• WHAT IS NEEDED: Starting from the line containing "Enumerate this screenshot's", give again every line through the end of the entries, word for word. Pictures stay out of the copy.

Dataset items
══════

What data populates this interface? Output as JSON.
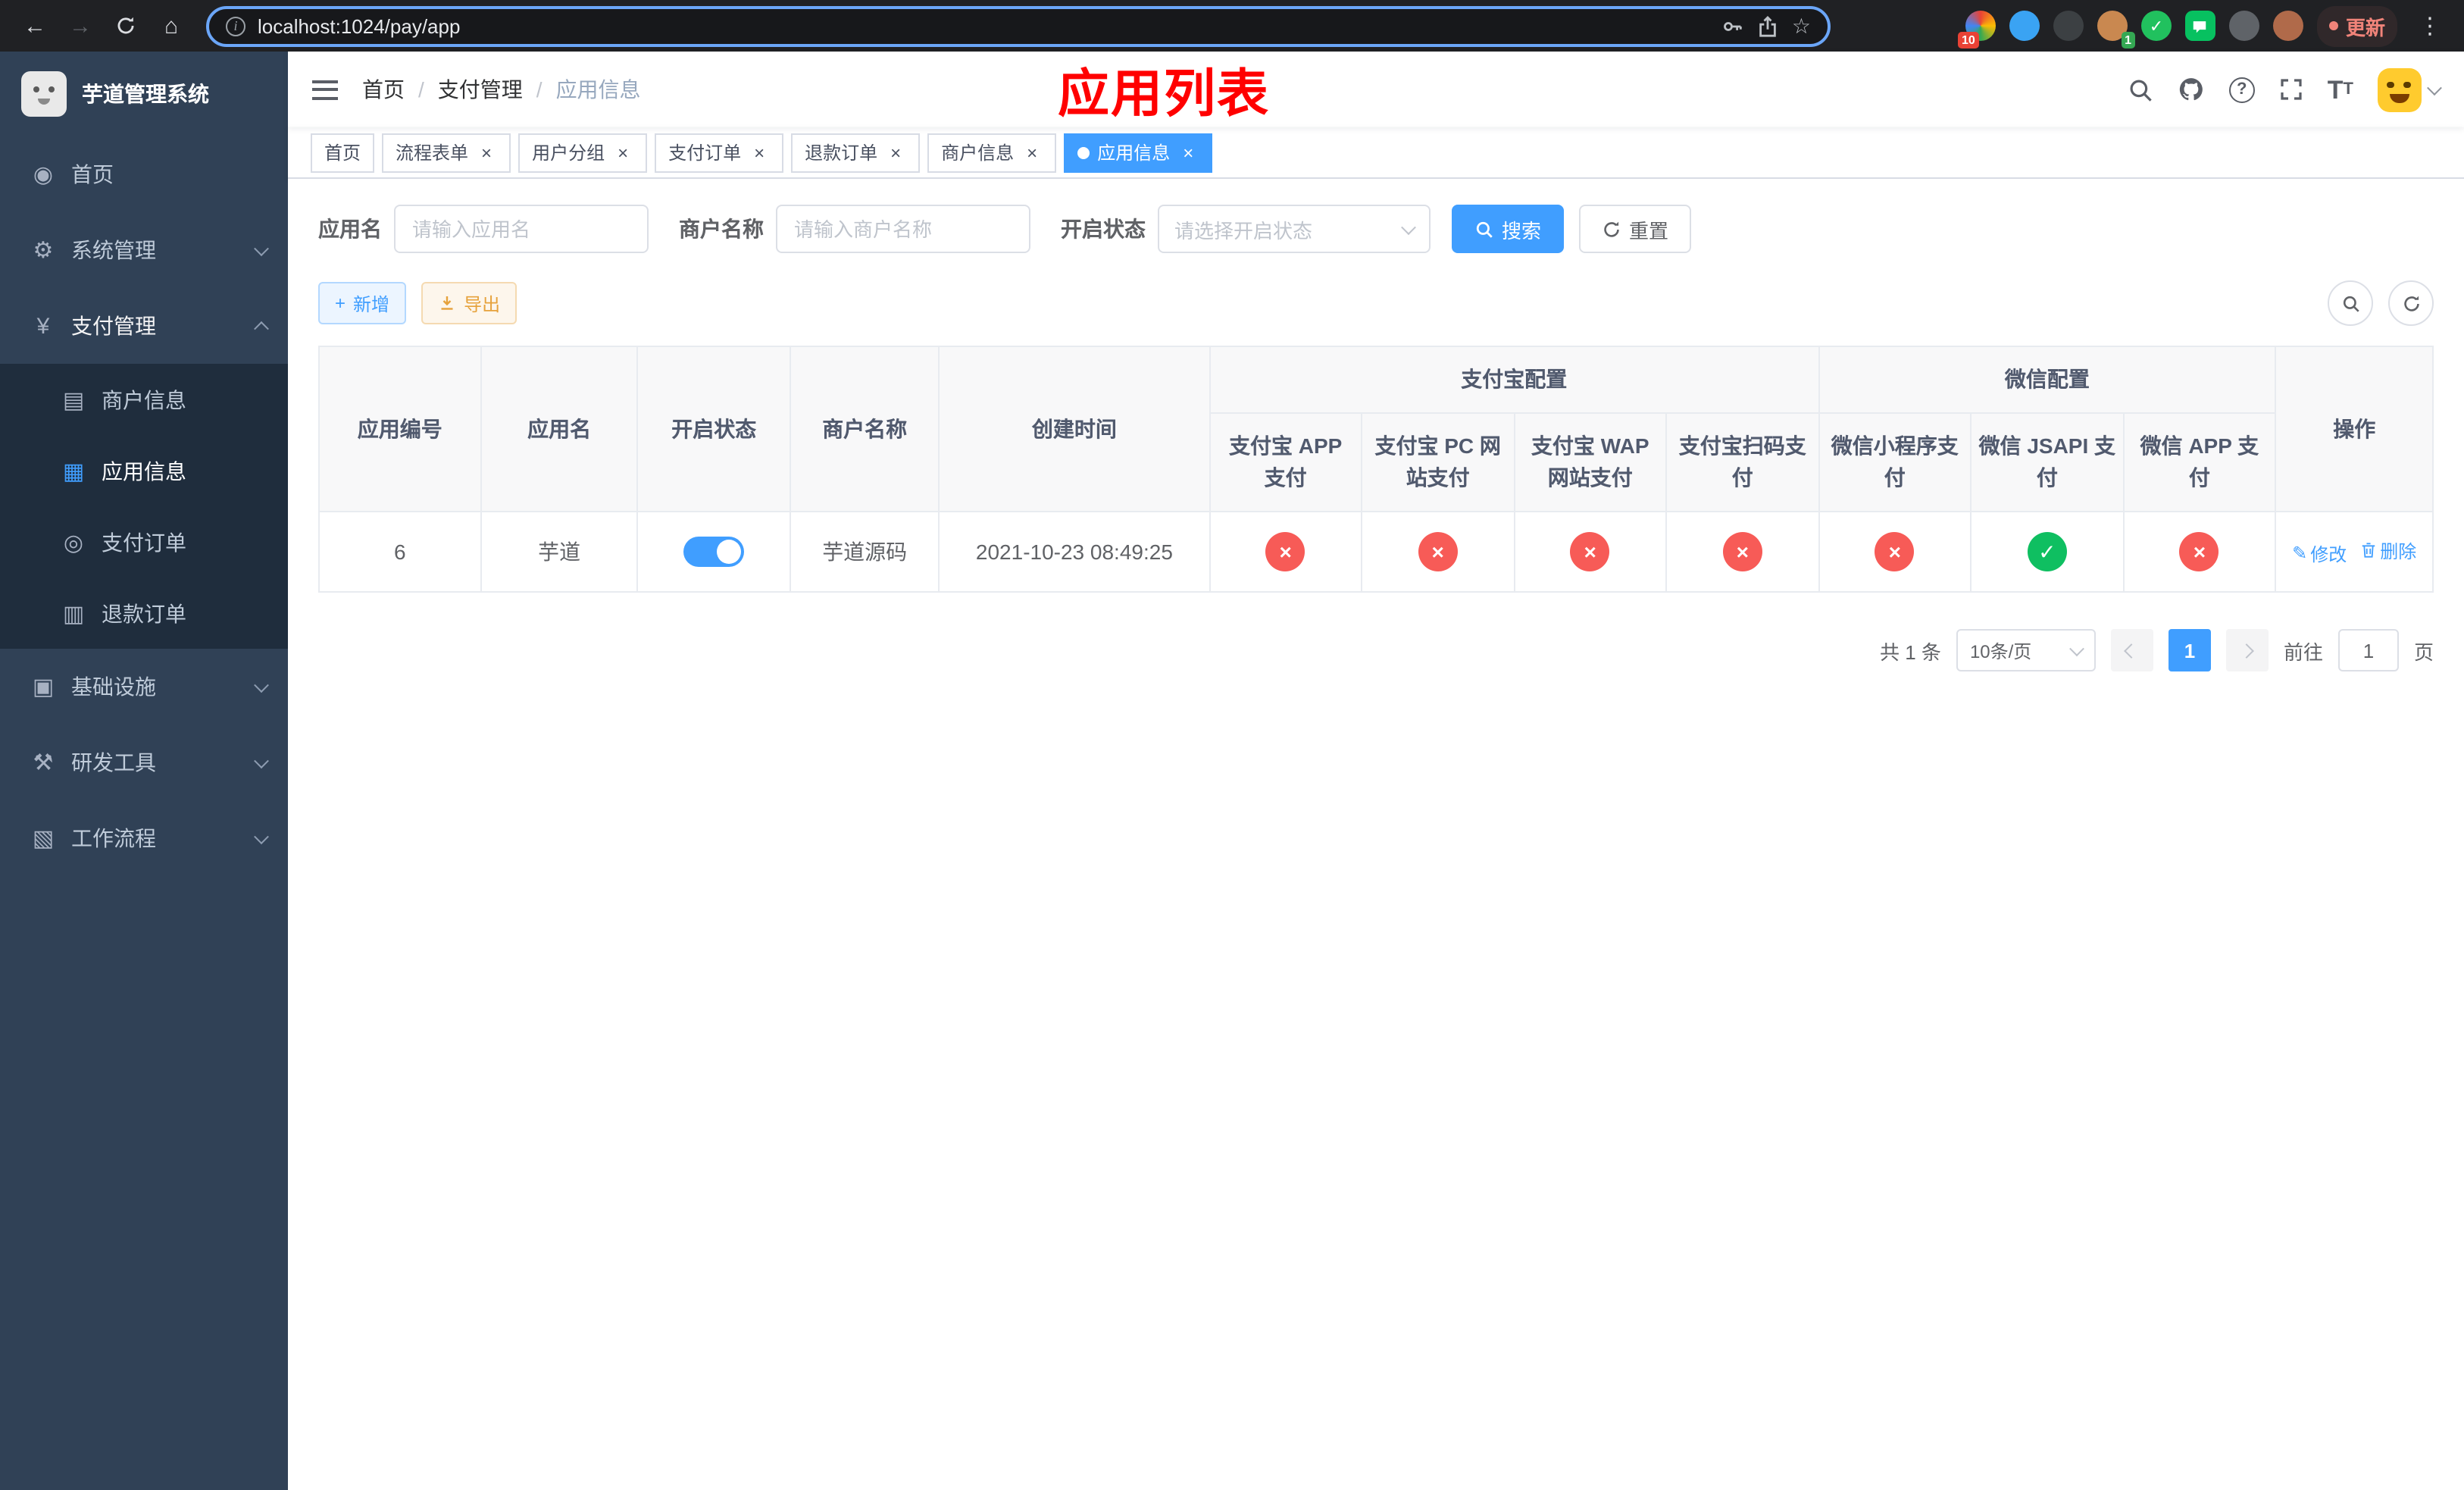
{
  "colors": {
    "accent_blue": "#409eff",
    "success_green": "#0fbf61",
    "danger_red": "#f75b57",
    "warning_orange": "#e6a23c",
    "banner_red": "#ff0000",
    "sidebar_bg": "#304156",
    "sidebar_submenu_bg": "#1f2d3d"
  },
  "browser": {
    "url": "localhost:1024/pay/app",
    "update_label": "更新",
    "extension_badge_1": "10",
    "extension_badge_2": "1"
  },
  "icons": {
    "back": "←",
    "forward": "→",
    "home": "⌂",
    "info": "i",
    "star": "☆",
    "ellipsis": "⋮",
    "check": "✓",
    "question": "?",
    "close": "×",
    "plus": "+",
    "edit": "✎",
    "dashboard": "◉",
    "gear": "⚙",
    "yen": "¥",
    "merchant_card": "▤",
    "app_grid": "▦",
    "pay_order": "◎",
    "refund_doc": "▥",
    "infra": "▣",
    "tools": "⚒",
    "workflow": "▧",
    "font_large": "T",
    "font_small": "T"
  },
  "sidebar": {
    "app_title": "芋道管理系统",
    "items": [
      {
        "label": "首页"
      },
      {
        "label": "系统管理"
      },
      {
        "label": "支付管理"
      },
      {
        "label": "基础设施"
      },
      {
        "label": "研发工具"
      },
      {
        "label": "工作流程"
      }
    ],
    "payment_children": [
      {
        "label": "商户信息"
      },
      {
        "label": "应用信息"
      },
      {
        "label": "支付订单"
      },
      {
        "label": "退款订单"
      }
    ]
  },
  "navbar": {
    "breadcrumb": [
      {
        "label": "首页"
      },
      {
        "label": "支付管理"
      },
      {
        "label": "应用信息"
      }
    ],
    "banner": "应用列表"
  },
  "tabs": [
    {
      "label": "首页"
    },
    {
      "label": "流程表单"
    },
    {
      "label": "用户分组"
    },
    {
      "label": "支付订单"
    },
    {
      "label": "退款订单"
    },
    {
      "label": "商户信息"
    },
    {
      "label": "应用信息"
    }
  ],
  "filters": {
    "app_name_label": "应用名",
    "app_name_placeholder": "请输入应用名",
    "merchant_label": "商户名称",
    "merchant_placeholder": "请输入商户名称",
    "status_label": "开启状态",
    "status_placeholder": "请选择开启状态",
    "search_button": "搜索",
    "reset_button": "重置"
  },
  "toolbar": {
    "add_button": "新增",
    "export_button": "导出"
  },
  "table": {
    "headers": {
      "app_id": "应用编号",
      "app_name": "应用名",
      "status": "开启状态",
      "merchant_name": "商户名称",
      "create_time": "创建时间",
      "alipay_group": "支付宝配置",
      "wechat_group": "微信配置",
      "alipay_app": "支付宝 APP 支付",
      "alipay_pc": "支付宝 PC 网站支付",
      "alipay_wap": "支付宝 WAP 网站支付",
      "alipay_qr": "支付宝扫码支付",
      "wechat_lite": "微信小程序支付",
      "wechat_jsapi": "微信 JSAPI 支付",
      "wechat_app": "微信 APP 支付",
      "actions": "操作"
    },
    "rows": [
      {
        "app_id": "6",
        "app_name": "芋道",
        "status": "on",
        "merchant_name": "芋道源码",
        "create_time": "2021-10-23 08:49:25",
        "alipay_app": "fail",
        "alipay_pc": "fail",
        "alipay_wap": "fail",
        "alipay_qr": "fail",
        "wechat_lite": "fail",
        "wechat_jsapi": "success",
        "wechat_app": "fail",
        "edit_label": "修改",
        "delete_label": "删除"
      }
    ]
  },
  "pagination": {
    "total_text": "共 1 条",
    "page_size": "10条/页",
    "current_page": "1",
    "goto_label": "前往",
    "goto_value": "1",
    "goto_unit": "页"
  }
}
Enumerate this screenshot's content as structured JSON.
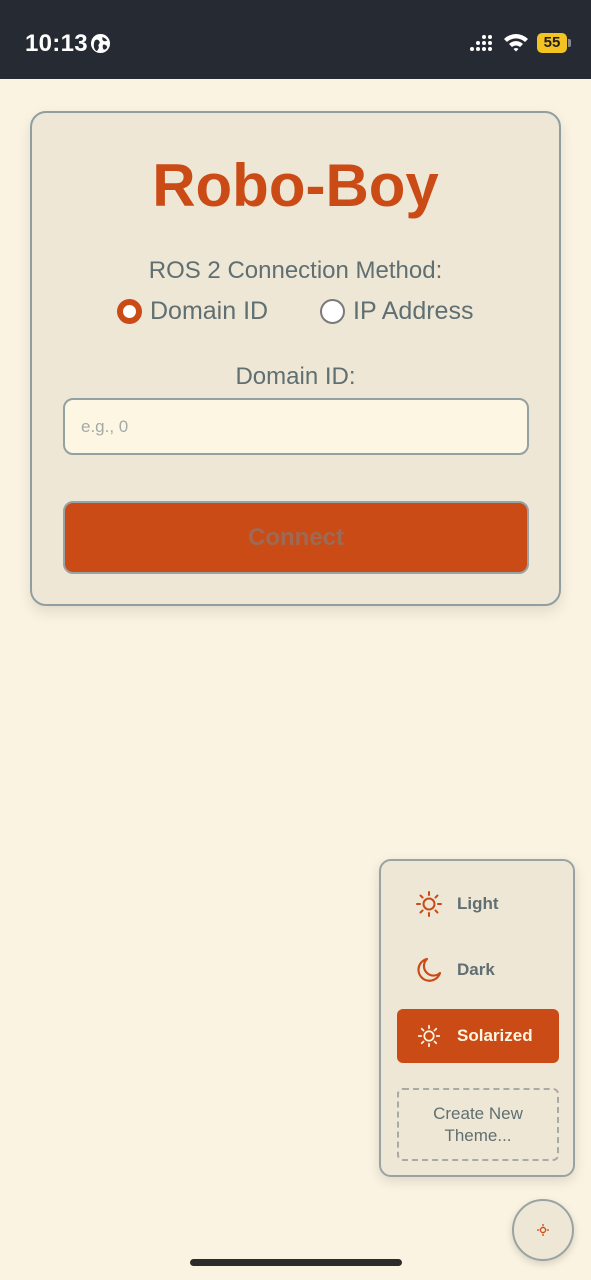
{
  "status_bar": {
    "time": "10:13",
    "battery": "55",
    "icons": [
      "globe-icon",
      "cellular-signal-icon",
      "wifi-icon",
      "battery-icon"
    ]
  },
  "card": {
    "title": "Robo-Boy",
    "connection_method_label": "ROS 2 Connection Method:",
    "options": [
      {
        "label": "Domain ID",
        "selected": true
      },
      {
        "label": "IP Address",
        "selected": false
      }
    ],
    "domain_id_label": "Domain ID:",
    "domain_id_input": {
      "value": "",
      "placeholder": "e.g., 0"
    },
    "connect_label": "Connect"
  },
  "theme_menu": {
    "items": [
      {
        "label": "Light",
        "icon": "sun-icon",
        "active": false
      },
      {
        "label": "Dark",
        "icon": "moon-icon",
        "active": false
      },
      {
        "label": "Solarized",
        "icon": "sun-icon",
        "active": true
      }
    ],
    "create_label_line1": "Create New",
    "create_label_line2": "Theme..."
  },
  "fab": {
    "icon": "sun-icon"
  },
  "colors": {
    "background": "#fbf3e1",
    "card": "#efe7d5",
    "accent": "#cb4b16",
    "text": "#5f6f72",
    "status_bar": "#262a33",
    "battery": "#f3c322"
  }
}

══════

• FINISHED ANSWER:
Enumerate this screenshot's content as structured JSON.
{
  "status_bar": {
    "time": "10:13",
    "battery": "55",
    "icons": [
      "globe-icon",
      "cellular-signal-icon",
      "wifi-icon",
      "battery-icon"
    ]
  },
  "card": {
    "title": "Robo-Boy",
    "connection_method_label": "ROS 2 Connection Method:",
    "options": [
      {
        "label": "Domain ID",
        "selected": true
      },
      {
        "label": "IP Address",
        "selected": false
      }
    ],
    "domain_id_label": "Domain ID:",
    "domain_id_input": {
      "value": "",
      "placeholder": "e.g., 0"
    },
    "connect_label": "Connect"
  },
  "theme_menu": {
    "items": [
      {
        "label": "Light",
        "icon": "sun-icon",
        "active": false
      },
      {
        "label": "Dark",
        "icon": "moon-icon",
        "active": false
      },
      {
        "label": "Solarized",
        "icon": "sun-icon",
        "active": true
      }
    ],
    "create_label_line1": "Create New",
    "create_label_line2": "Theme..."
  },
  "fab": {
    "icon": "sun-icon"
  },
  "colors": {
    "background": "#fbf3e1",
    "card": "#efe7d5",
    "accent": "#cb4b16",
    "text": "#5f6f72",
    "status_bar": "#262a33",
    "battery": "#f3c322"
  }
}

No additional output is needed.